**Task directions:** Take every line from the listing below that contains "ylabel".

**Rows:**
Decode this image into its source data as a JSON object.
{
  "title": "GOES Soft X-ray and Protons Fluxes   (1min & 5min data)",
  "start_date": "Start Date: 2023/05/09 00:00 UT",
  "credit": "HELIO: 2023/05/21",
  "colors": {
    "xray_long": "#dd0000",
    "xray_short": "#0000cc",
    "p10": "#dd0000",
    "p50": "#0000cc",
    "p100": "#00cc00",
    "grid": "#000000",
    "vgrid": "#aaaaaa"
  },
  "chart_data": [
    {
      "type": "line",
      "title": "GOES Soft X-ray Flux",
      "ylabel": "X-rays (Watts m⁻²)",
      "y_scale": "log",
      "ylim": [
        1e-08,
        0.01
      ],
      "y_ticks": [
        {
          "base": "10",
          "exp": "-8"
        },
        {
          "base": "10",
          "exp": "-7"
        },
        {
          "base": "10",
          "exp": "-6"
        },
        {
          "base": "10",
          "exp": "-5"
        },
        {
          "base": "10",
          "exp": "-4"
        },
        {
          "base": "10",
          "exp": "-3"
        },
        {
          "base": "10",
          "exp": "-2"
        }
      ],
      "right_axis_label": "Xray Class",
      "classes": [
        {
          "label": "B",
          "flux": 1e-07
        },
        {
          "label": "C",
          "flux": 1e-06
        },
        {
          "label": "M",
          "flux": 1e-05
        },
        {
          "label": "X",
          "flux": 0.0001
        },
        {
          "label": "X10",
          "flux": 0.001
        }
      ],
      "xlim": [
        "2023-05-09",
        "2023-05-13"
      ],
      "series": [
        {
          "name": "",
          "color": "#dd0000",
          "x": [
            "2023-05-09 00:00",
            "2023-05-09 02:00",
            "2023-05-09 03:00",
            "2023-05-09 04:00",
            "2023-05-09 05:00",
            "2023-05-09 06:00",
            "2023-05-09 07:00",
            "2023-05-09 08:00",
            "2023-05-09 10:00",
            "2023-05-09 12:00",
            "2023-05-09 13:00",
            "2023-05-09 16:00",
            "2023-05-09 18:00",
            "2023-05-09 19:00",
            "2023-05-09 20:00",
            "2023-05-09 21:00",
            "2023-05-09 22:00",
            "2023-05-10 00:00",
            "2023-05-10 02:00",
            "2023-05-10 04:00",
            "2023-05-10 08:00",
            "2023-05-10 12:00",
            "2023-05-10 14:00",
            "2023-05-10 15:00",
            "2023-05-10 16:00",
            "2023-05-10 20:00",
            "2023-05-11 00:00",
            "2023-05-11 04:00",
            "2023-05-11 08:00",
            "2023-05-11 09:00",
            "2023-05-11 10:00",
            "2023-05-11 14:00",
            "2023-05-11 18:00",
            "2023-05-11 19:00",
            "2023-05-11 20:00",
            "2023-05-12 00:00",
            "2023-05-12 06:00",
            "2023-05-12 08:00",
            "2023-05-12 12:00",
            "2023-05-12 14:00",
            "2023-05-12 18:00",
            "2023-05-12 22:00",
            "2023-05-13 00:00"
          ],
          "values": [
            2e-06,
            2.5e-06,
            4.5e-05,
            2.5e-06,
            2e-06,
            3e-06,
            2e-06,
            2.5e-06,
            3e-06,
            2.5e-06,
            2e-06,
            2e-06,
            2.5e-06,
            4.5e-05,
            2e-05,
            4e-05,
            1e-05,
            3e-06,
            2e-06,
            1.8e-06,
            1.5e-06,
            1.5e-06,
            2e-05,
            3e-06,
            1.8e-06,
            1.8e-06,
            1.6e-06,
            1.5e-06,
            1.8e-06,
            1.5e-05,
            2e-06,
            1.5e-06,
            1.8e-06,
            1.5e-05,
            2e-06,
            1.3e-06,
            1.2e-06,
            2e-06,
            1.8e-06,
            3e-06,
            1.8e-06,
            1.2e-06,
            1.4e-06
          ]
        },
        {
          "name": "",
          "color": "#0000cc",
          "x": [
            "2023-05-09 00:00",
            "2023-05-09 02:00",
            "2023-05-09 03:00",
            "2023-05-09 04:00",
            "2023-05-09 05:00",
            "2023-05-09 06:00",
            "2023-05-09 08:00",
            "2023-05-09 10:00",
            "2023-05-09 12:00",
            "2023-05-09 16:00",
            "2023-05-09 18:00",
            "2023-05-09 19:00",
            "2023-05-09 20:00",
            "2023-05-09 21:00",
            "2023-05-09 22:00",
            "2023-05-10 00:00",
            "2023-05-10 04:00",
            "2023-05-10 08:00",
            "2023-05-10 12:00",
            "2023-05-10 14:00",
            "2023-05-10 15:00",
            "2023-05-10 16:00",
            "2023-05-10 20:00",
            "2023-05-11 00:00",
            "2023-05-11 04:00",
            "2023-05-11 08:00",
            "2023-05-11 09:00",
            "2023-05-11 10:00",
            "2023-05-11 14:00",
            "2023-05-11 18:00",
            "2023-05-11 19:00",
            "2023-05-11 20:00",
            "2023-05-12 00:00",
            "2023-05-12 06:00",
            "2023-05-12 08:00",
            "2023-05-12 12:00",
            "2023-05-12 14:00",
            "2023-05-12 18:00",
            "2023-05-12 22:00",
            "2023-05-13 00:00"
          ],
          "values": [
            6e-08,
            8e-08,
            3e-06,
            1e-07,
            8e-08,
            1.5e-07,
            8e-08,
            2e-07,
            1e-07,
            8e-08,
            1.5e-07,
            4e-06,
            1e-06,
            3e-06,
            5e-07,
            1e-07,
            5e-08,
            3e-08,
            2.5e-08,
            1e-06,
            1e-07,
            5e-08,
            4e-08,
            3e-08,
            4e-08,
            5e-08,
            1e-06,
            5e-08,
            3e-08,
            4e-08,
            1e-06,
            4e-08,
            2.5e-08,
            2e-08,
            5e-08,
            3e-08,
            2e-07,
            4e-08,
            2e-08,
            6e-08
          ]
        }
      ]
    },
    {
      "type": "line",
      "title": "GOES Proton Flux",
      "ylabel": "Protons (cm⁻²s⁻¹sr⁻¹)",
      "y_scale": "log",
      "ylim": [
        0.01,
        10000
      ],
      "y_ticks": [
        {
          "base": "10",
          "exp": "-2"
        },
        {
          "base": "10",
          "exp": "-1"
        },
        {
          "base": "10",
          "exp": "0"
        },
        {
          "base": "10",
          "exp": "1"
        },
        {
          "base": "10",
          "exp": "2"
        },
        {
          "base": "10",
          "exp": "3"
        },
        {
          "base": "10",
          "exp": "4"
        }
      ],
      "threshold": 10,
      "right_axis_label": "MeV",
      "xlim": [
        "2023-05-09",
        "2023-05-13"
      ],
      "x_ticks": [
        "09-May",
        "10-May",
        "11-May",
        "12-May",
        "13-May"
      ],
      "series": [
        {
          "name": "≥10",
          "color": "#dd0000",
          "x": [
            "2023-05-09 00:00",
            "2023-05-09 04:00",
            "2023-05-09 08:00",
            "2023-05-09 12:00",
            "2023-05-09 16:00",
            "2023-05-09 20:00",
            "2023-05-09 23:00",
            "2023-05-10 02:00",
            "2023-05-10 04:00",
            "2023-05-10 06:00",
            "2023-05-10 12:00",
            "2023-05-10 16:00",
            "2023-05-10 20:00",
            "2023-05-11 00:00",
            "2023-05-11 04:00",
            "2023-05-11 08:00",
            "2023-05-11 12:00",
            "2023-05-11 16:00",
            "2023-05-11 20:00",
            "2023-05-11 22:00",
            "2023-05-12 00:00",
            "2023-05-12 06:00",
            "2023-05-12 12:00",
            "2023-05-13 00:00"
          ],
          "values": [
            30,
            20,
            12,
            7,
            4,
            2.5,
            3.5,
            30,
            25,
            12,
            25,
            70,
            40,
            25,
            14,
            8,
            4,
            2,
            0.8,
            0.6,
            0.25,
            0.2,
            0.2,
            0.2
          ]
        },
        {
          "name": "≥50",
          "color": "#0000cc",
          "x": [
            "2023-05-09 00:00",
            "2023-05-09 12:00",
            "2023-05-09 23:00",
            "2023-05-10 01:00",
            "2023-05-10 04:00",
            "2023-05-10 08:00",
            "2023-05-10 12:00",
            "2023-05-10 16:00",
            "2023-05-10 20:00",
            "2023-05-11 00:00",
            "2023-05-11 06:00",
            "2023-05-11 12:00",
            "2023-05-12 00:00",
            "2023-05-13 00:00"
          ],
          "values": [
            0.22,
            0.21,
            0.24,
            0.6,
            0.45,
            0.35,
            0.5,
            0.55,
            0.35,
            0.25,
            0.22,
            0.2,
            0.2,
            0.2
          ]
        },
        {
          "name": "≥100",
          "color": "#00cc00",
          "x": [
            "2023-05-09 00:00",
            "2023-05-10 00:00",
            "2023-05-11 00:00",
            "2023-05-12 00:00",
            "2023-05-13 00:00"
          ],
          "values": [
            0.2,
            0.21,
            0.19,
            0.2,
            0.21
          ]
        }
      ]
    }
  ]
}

**Solution for this exercise:**
      "ylabel": "X-rays (Watts m⁻²)",
      "ylabel": "Protons (cm⁻²s⁻¹sr⁻¹)",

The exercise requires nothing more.